— start Extracted records —

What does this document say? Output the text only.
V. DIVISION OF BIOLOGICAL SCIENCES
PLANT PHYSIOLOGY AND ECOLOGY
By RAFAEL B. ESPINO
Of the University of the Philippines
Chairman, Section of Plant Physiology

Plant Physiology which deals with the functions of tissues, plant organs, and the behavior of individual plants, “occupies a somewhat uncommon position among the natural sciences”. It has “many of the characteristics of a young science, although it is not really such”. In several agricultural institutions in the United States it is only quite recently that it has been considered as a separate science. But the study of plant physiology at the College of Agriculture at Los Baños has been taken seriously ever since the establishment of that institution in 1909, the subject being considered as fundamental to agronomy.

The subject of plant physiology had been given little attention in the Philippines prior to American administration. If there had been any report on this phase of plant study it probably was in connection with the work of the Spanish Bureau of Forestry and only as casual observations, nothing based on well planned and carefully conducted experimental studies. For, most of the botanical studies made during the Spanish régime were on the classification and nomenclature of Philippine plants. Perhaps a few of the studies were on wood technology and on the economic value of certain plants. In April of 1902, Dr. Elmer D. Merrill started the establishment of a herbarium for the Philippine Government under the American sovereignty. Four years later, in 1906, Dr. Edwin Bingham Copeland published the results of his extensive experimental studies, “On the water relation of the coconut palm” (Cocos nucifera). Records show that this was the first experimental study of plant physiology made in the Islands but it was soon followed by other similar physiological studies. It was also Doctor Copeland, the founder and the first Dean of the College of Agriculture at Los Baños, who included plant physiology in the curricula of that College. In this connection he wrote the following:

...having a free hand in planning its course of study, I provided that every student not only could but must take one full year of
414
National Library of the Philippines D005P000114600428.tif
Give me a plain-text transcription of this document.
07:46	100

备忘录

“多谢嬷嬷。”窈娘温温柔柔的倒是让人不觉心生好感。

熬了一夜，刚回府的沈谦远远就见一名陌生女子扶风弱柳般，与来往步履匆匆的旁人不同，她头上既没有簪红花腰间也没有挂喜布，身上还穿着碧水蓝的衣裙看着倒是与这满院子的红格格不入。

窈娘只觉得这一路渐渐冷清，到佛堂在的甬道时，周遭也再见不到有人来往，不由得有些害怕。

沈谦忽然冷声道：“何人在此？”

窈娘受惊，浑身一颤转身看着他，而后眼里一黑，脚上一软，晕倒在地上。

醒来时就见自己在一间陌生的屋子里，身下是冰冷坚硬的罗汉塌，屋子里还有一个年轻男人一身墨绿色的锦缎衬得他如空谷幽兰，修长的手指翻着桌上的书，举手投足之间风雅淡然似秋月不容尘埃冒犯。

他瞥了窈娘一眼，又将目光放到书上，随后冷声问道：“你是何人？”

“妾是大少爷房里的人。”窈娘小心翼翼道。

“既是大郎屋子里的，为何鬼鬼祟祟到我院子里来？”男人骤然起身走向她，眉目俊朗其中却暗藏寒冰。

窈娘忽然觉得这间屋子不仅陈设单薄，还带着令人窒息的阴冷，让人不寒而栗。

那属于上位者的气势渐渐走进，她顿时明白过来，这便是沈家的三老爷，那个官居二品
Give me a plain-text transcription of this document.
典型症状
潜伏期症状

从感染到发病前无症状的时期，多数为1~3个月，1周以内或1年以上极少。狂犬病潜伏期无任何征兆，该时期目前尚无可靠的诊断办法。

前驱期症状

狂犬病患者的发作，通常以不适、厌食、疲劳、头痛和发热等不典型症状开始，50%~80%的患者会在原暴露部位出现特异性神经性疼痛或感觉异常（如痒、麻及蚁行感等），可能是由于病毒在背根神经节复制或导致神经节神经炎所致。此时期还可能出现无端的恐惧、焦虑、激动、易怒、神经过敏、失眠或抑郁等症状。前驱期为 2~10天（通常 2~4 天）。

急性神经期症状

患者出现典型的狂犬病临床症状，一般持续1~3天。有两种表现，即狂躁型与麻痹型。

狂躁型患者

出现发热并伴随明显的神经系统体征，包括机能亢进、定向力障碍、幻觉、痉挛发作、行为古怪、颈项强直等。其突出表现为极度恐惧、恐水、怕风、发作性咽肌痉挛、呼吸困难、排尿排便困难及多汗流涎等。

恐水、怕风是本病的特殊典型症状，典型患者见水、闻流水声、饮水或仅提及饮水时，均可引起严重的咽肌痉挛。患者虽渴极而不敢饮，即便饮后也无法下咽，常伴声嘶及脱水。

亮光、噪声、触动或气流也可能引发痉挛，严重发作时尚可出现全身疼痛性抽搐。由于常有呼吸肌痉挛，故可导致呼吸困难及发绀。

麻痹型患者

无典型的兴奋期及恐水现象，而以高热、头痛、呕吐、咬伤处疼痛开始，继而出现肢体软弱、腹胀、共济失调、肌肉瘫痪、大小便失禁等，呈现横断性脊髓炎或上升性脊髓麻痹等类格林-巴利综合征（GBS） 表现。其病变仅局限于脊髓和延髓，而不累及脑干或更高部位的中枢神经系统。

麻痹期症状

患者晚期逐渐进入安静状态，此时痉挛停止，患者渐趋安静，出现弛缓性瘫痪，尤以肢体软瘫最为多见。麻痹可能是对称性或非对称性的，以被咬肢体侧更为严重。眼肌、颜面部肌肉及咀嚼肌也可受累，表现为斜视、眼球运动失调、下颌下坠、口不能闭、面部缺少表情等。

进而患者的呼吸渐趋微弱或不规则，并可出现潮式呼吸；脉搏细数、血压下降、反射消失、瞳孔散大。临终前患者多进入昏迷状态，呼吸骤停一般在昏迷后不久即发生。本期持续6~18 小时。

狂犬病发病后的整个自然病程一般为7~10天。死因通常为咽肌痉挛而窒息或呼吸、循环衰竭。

— end Extracted records —

*Stated goal*: Repeat the records above exactly, from the first line to the last.

*Reply to the task*:
What does this document say? Output the text only.
V. DIVISION OF BIOLOGICAL SCIENCES
PLANT PHYSIOLOGY AND ECOLOGY
By RAFAEL B. ESPINO
Of the University of the Philippines
Chairman, Section of Plant Physiology

Plant Physiology which deals with the functions of tissues, plant organs, and the behavior of individual plants, “occupies a somewhat uncommon position among the natural sciences”. It has “many of the characteristics of a young science, although it is not really such”. In several agricultural institutions in the United States it is only quite recently that it has been considered as a separate science. But the study of plant physiology at the College of Agriculture at Los Baños has been taken seriously ever since the establishment of that institution in 1909, the subject being considered as fundamental to agronomy.

The subject of plant physiology had been given little attention in the Philippines prior to American administration. If there had been any report on this phase of plant study it probably was in connection with the work of the Spanish Bureau of Forestry and only as casual observations, nothing based on well planned and carefully conducted experimental studies. For, most of the botanical studies made during the Spanish régime were on the classification and nomenclature of Philippine plants. Perhaps a few of the studies were on wood technology and on the economic value of certain plants. In April of 1902, Dr. Elmer D. Merrill started the establishment of a herbarium for the Philippine Government under the American sovereignty. Four years later, in 1906, Dr. Edwin Bingham Copeland published the results of his extensive experimental studies, “On the water relation of the coconut palm” (Cocos nucifera). Records show that this was the first experimental study of plant physiology made in the Islands but it was soon followed by other similar physiological studies. It was also Doctor Copeland, the founder and the first Dean of the College of Agriculture at Los Baños, who included plant physiology in the curricula of that College. In this connection he wrote the following:

...having a free hand in planning its course of study, I provided that every student not only could but must take one full year of
414
National Library of the Philippines D005P000114600428.tif
Give me a plain-text transcription of this document.
07:46	100

备忘录

“多谢嬷嬷。”窈娘温温柔柔的倒是让人不觉心生好感。

熬了一夜，刚回府的沈谦远远就见一名陌生女子扶风弱柳般，与来往步履匆匆的旁人不同，她头上既没有簪红花腰间也没有挂喜布，身上还穿着碧水蓝的衣裙看着倒是与这满院子的红格格不入。

窈娘只觉得这一路渐渐冷清，到佛堂在的甬道时，周遭也再见不到有人来往，不由得有些害怕。

沈谦忽然冷声道：“何人在此？”

窈娘受惊，浑身一颤转身看着他，而后眼里一黑，脚上一软，晕倒在地上。

醒来时就见自己在一间陌生的屋子里，身下是冰冷坚硬的罗汉塌，屋子里还有一个年轻男人一身墨绿色的锦缎衬得他如空谷幽兰，修长的手指翻着桌上的书，举手投足之间风雅淡然似秋月不容尘埃冒犯。

他瞥了窈娘一眼，又将目光放到书上，随后冷声问道：“你是何人？”

“妾是大少爷房里的人。”窈娘小心翼翼道。

“既是大郎屋子里的，为何鬼鬼祟祟到我院子里来？”男人骤然起身走向她，眉目俊朗其中却暗藏寒冰。

窈娘忽然觉得这间屋子不仅陈设单薄，还带着令人窒息的阴冷，让人不寒而栗。

那属于上位者的气势渐渐走进，她顿时明白过来，这便是沈家的三老爷，那个官居二品
Give me a plain-text transcription of this document.
典型症状
潜伏期症状

从感染到发病前无症状的时期，多数为1~3个月，1周以内或1年以上极少。狂犬病潜伏期无任何征兆，该时期目前尚无可靠的诊断办法。

前驱期症状

狂犬病患者的发作，通常以不适、厌食、疲劳、头痛和发热等不典型症状开始，50%~80%的患者会在原暴露部位出现特异性神经性疼痛或感觉异常（如痒、麻及蚁行感等），可能是由于病毒在背根神经节复制或导致神经节神经炎所致。此时期还可能出现无端的恐惧、焦虑、激动、易怒、神经过敏、失眠或抑郁等症状。前驱期为 2~10天（通常 2~4 天）。

急性神经期症状

患者出现典型的狂犬病临床症状，一般持续1~3天。有两种表现，即狂躁型与麻痹型。

狂躁型患者

出现发热并伴随明显的神经系统体征，包括机能亢进、定向力障碍、幻觉、痉挛发作、行为古怪、颈项强直等。其突出表现为极度恐惧、恐水、怕风、发作性咽肌痉挛、呼吸困难、排尿排便困难及多汗流涎等。

恐水、怕风是本病的特殊典型症状，典型患者见水、闻流水声、饮水或仅提及饮水时，均可引起严重的咽肌痉挛。患者虽渴极而不敢饮，即便饮后也无法下咽，常伴声嘶及脱水。

亮光、噪声、触动或气流也可能引发痉挛，严重发作时尚可出现全身疼痛性抽搐。由于常有呼吸肌痉挛，故可导致呼吸困难及发绀。

麻痹型患者

无典型的兴奋期及恐水现象，而以高热、头痛、呕吐、咬伤处疼痛开始，继而出现肢体软弱、腹胀、共济失调、肌肉瘫痪、大小便失禁等，呈现横断性脊髓炎或上升性脊髓麻痹等类格林-巴利综合征（GBS） 表现。其病变仅局限于脊髓和延髓，而不累及脑干或更高部位的中枢神经系统。

麻痹期症状

患者晚期逐渐进入安静状态，此时痉挛停止，患者渐趋安静，出现弛缓性瘫痪，尤以肢体软瘫最为多见。麻痹可能是对称性或非对称性的，以被咬肢体侧更为严重。眼肌、颜面部肌肉及咀嚼肌也可受累，表现为斜视、眼球运动失调、下颌下坠、口不能闭、面部缺少表情等。

进而患者的呼吸渐趋微弱或不规则，并可出现潮式呼吸；脉搏细数、血压下降、反射消失、瞳孔散大。临终前患者多进入昏迷状态，呼吸骤停一般在昏迷后不久即发生。本期持续6~18 小时。

狂犬病发病后的整个自然病程一般为7~10天。死因通常为咽肌痉挛而窒息或呼吸、循环衰竭。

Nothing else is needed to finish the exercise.